Could you quote the Broadriver v. Stamford opinion word for word between "Robert M. Wechsler, Stamford, with" and "and THIM, JJ.", inclusive?

==== Text segment

Broadriver, Inc. v. City of Stamford

Decision Date03 December 1969
Citation265 A.2d 75,158 Conn. 522
CourtConnecticut Supreme Court
PartiesBROADRIVER, INC. v. CITY OF STAMFORD et al.

Julius B. Kuriansky, Stamford, for appellant (plaintiff).

Robert M. Wechsler, Stamford, with whom were Cary L. Fleisher and, on the brief, Bernard Glazer, Stamford, for appellees (defendants).

Before KING, C.J., and ALCORN, HOUSE, COTTER and THIM, JJ.

ALCORN, Associate Justice.

The plaintiff owns slightly less than a quarter of an acre of land which is on the periphery of a 130-acre redevelopment area in the center of Stamford. Situated on the plaintiff's land is an old frame barn and an unsightly former residence over seventy-five years old which has been converted to commercial uses. The buildings are substandard, and the most effective, highest and best use is not now being made of the property.

The plaintiff brought this action against the city of Stamford, the members of the Stamford redevelopment commission, hereinafter called the commission, and the clerk of the Superior Court at Stamford, seeking temporary and permanent injunctions and damages. The injunctions prayed for are to restrain the city and its redevelopment commission from condemning the plaintiff's property; to restrain them from filing further 'condemnation papers' and to order them to release and withdraw those already filed; and to restrain the clerk of the Superior Court from issuing a certificate of taking. Judgment that the city and the 'members' of the redevelopment commission have no interest in the plaintiff's property is sought.

The complaint, as amended, contains five counts. The first count, in substance, alleges that the city and its redevelopment commission acted capriciously and arbitrarily in taking the plaintiff's property for a private rather than a public use in order to attract sponsors for the redevelopment. The second count alleges that the city and its redevelopment commission had unnecessarily planned to take a segment of the plaintiff's land for street widening and that they incorrectly claimed that the remainder of the plaintiff's land would be narrow and economically unusable, a determination which should be left to the plaintiff. The third count alleges that the city and its redevelopment commission have deprived the plaintiff of due process by purporting to take the segment of land for street widening under the statutes relating to redevelopment rather than those relating to eminent domain. The fourth count alleges that the city and its redevelopment commission have caused loss to the plaintiff by disparaging the value of its land. The fifth count alleges that the defendants failed to meet the requirements of General Statutes § 8-129 in order to accomplish a valid and constitutional taking of the plaintiff's property.

========
==== Data

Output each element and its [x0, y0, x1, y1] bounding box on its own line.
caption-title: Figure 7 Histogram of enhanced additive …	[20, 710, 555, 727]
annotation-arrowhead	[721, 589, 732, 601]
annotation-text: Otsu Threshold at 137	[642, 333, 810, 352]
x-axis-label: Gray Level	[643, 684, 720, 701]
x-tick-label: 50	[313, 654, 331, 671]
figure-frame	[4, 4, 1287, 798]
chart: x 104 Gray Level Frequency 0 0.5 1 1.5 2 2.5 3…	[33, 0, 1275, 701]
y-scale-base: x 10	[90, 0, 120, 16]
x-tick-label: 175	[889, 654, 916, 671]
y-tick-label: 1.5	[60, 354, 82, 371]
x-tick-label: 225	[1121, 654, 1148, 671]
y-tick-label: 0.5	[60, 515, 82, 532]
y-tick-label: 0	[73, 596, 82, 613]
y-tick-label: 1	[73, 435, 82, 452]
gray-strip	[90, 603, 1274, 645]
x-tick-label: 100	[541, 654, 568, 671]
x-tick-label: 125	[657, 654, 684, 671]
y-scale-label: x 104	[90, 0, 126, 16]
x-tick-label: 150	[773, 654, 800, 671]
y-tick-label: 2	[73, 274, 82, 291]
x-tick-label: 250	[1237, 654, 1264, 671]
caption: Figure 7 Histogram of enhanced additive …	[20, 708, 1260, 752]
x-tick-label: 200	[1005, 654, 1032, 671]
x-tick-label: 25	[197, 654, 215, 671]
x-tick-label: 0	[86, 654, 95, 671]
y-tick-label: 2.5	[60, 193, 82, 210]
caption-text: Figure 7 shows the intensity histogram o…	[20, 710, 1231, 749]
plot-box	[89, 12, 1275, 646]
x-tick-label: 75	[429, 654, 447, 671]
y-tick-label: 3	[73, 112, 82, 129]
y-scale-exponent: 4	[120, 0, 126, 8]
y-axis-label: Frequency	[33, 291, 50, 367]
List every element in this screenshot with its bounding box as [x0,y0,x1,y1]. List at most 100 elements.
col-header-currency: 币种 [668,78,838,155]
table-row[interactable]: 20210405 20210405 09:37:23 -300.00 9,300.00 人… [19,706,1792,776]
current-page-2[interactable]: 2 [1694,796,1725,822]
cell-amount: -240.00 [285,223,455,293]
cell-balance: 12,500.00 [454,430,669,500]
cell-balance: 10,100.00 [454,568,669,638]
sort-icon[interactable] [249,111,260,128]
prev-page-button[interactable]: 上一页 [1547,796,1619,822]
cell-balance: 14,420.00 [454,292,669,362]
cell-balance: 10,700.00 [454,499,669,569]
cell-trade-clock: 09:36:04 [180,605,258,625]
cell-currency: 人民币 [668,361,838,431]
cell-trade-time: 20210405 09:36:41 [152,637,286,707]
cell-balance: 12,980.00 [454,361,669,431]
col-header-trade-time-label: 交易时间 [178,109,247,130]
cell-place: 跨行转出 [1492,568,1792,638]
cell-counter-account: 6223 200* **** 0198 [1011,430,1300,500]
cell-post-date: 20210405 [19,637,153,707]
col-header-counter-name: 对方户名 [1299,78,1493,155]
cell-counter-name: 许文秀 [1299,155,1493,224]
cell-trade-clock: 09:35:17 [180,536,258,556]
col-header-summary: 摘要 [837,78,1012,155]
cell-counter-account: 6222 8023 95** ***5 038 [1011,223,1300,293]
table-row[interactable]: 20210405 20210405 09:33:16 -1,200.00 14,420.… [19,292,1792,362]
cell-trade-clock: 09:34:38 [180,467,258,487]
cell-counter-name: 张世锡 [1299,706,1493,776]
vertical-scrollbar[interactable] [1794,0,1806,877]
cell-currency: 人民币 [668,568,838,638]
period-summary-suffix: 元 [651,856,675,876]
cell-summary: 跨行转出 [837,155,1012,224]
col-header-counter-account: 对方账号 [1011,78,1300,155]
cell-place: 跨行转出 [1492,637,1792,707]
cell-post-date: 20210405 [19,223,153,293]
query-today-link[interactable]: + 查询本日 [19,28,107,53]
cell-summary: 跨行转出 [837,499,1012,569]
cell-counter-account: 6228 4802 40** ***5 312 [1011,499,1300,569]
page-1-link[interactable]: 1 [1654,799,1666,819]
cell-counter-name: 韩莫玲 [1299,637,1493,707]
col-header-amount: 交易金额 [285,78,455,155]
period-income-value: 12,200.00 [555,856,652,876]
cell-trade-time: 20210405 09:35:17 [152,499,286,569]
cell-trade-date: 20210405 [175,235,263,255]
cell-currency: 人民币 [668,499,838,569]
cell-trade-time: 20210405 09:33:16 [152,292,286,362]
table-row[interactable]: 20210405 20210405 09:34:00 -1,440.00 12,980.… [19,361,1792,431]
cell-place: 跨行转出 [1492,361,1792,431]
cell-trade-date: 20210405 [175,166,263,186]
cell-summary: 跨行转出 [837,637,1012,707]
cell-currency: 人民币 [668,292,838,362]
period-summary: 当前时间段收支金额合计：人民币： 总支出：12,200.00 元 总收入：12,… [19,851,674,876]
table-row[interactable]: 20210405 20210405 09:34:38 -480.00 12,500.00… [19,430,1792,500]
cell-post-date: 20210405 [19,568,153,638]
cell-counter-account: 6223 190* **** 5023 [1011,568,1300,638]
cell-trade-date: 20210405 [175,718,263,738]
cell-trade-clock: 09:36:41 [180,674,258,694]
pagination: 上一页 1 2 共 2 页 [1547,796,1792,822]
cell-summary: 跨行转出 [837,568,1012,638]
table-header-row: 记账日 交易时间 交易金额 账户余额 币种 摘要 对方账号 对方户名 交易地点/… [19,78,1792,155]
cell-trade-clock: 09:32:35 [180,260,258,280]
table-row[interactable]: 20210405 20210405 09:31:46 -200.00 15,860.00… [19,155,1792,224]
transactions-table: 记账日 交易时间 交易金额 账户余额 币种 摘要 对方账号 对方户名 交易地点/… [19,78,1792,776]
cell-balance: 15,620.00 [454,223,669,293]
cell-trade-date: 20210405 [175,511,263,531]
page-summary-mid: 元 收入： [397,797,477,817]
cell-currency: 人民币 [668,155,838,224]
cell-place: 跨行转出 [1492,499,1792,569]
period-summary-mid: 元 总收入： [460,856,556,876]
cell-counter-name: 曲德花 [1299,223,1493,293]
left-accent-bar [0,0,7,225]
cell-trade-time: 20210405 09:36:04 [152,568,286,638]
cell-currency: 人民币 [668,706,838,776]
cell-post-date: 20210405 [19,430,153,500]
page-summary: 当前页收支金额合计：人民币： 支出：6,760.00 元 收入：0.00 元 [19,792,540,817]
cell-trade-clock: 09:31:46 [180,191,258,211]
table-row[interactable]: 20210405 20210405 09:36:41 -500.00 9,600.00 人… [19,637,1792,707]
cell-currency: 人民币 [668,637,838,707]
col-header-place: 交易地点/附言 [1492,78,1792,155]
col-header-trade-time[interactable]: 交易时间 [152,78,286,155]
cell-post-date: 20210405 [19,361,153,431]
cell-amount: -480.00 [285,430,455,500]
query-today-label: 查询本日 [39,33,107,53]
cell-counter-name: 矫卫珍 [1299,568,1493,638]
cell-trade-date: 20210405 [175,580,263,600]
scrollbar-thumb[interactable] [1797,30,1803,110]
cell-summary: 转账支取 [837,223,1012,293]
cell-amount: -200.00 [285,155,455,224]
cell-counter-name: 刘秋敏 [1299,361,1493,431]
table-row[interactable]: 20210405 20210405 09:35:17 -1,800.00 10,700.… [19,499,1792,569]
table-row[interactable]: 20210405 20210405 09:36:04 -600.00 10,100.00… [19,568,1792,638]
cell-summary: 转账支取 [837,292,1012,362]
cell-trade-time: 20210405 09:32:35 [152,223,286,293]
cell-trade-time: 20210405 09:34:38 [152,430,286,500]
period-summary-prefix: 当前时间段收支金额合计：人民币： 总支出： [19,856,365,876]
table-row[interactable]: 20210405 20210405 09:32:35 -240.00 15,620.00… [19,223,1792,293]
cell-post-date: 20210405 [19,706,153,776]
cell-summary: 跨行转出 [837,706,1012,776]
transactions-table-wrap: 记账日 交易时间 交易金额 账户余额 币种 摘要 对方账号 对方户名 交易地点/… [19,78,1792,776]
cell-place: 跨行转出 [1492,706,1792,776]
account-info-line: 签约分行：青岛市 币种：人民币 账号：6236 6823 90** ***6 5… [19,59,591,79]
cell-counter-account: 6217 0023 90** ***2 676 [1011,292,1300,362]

========

- Answer to the exercise
Robert M. Wechsler, Stamford, with whom were Cary L. Fleisher and, on the brief, Bernard Glazer, Stamford, for appellees (defendants).

Before KING, C.J., and ALCORN, HOUSE, COTTER and THIM, JJ.